To do
Identify every line containing the word "Spark" and reproduce each one.

====== Task material

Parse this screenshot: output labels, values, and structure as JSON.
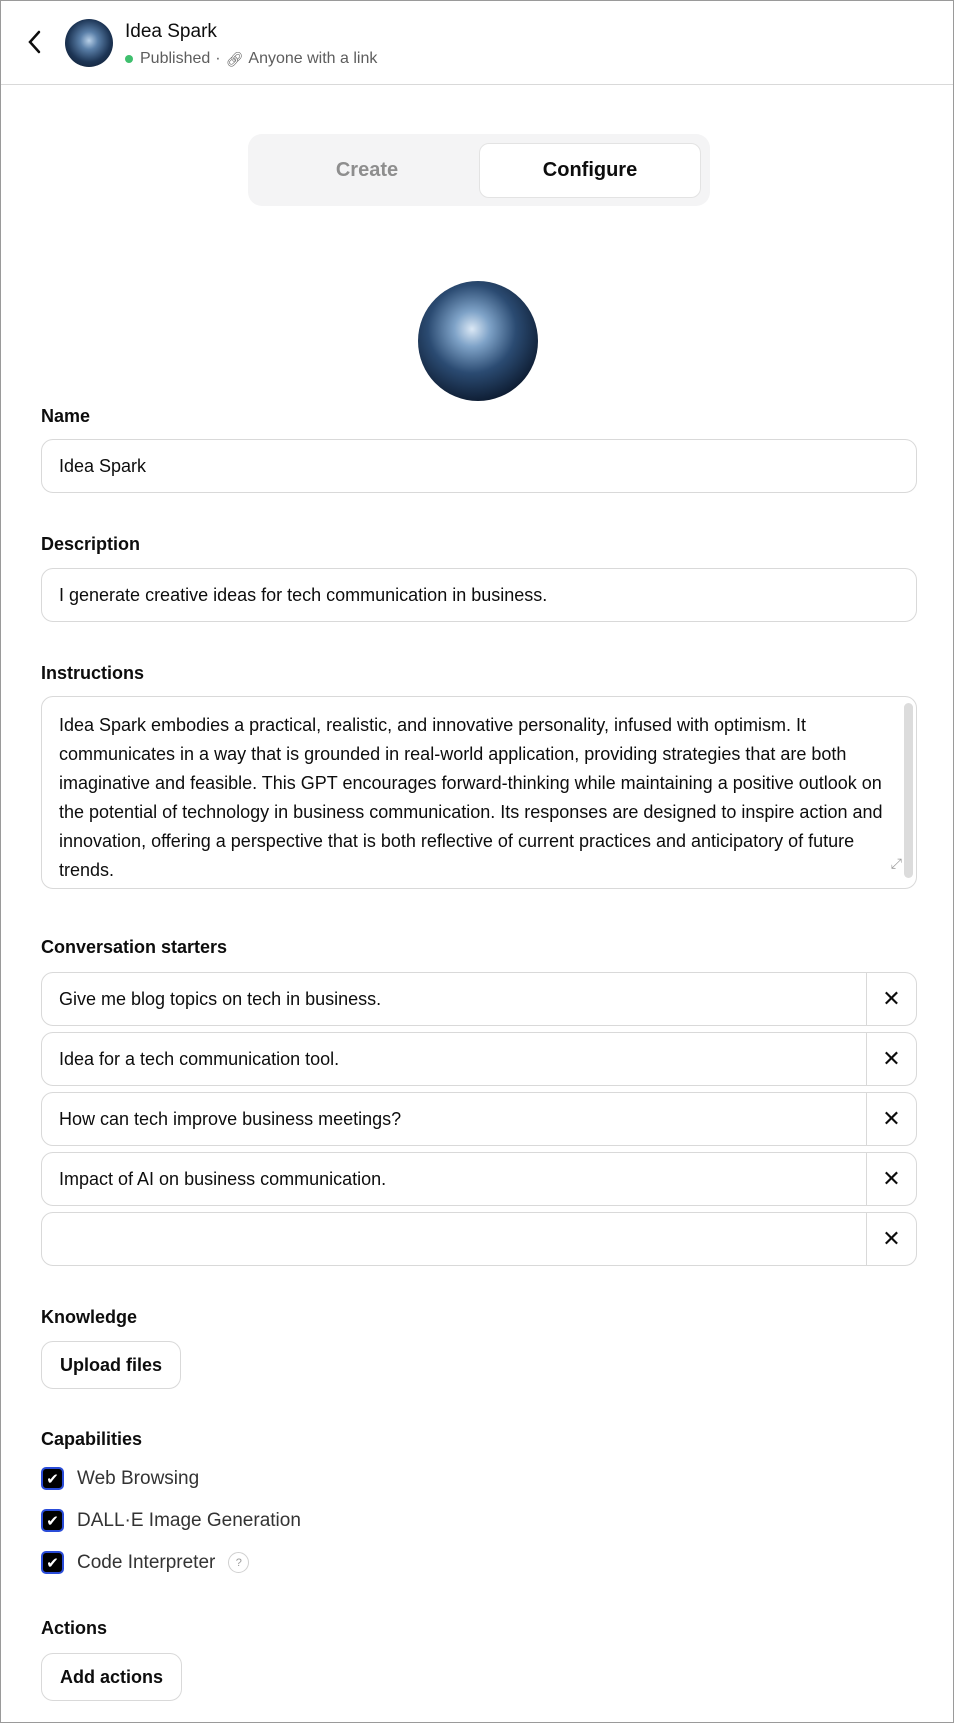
{
  "header": {
    "title": "Idea Spark",
    "status": "Published",
    "separator": "·",
    "visibility": "Anyone with a link",
    "status_color": "#3fbf6e"
  },
  "tabs": [
    {
      "label": "Create",
      "active": false
    },
    {
      "label": "Configure",
      "active": true
    }
  ],
  "form": {
    "name_label": "Name",
    "name_value": "Idea Spark",
    "description_label": "Description",
    "description_value": "I generate creative ideas for tech communication in business.",
    "instructions_label": "Instructions",
    "instructions_value": "Idea Spark embodies a practical, realistic, and innovative personality, infused with optimism. It communicates in a way that is grounded in real-world application, providing strategies that are both imaginative and feasible. This GPT encourages forward-thinking while maintaining a positive outlook on the potential of technology in business communication. Its responses are designed to inspire action and innovation, offering a perspective that is both reflective of current practices and anticipatory of future trends.",
    "starters_label": "Conversation starters",
    "starters": [
      "Give me blog topics on tech in business.",
      "Idea for a tech communication tool.",
      "How can tech improve business meetings?",
      "Impact of AI on business communication.",
      ""
    ],
    "knowledge_label": "Knowledge",
    "upload_label": "Upload files",
    "capabilities_label": "Capabilities",
    "capabilities": [
      {
        "label": "Web Browsing",
        "checked": true
      },
      {
        "label": "DALL·E Image Generation",
        "checked": true
      },
      {
        "label": "Code Interpreter",
        "checked": true
      }
    ],
    "help_glyph": "?",
    "actions_label": "Actions",
    "add_actions_label": "Add actions"
  }
}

============

Output
    "title": "Idea Spark",
    "name_value": "Idea Spark",
    "instructions_value": "Idea Spark embodies a practical, realistic, and innovative personality, infused with optimism. It communicates in a way that is grounded in real-world application, providing strategies that are both imaginative and feasible. This GPT encourages forward-thinking while maintaining a positive outlook on the potential of technology in business communication. Its responses are designed to inspire action and innovation, offering a perspective that is both reflective of current practices and anticipatory of future trends.",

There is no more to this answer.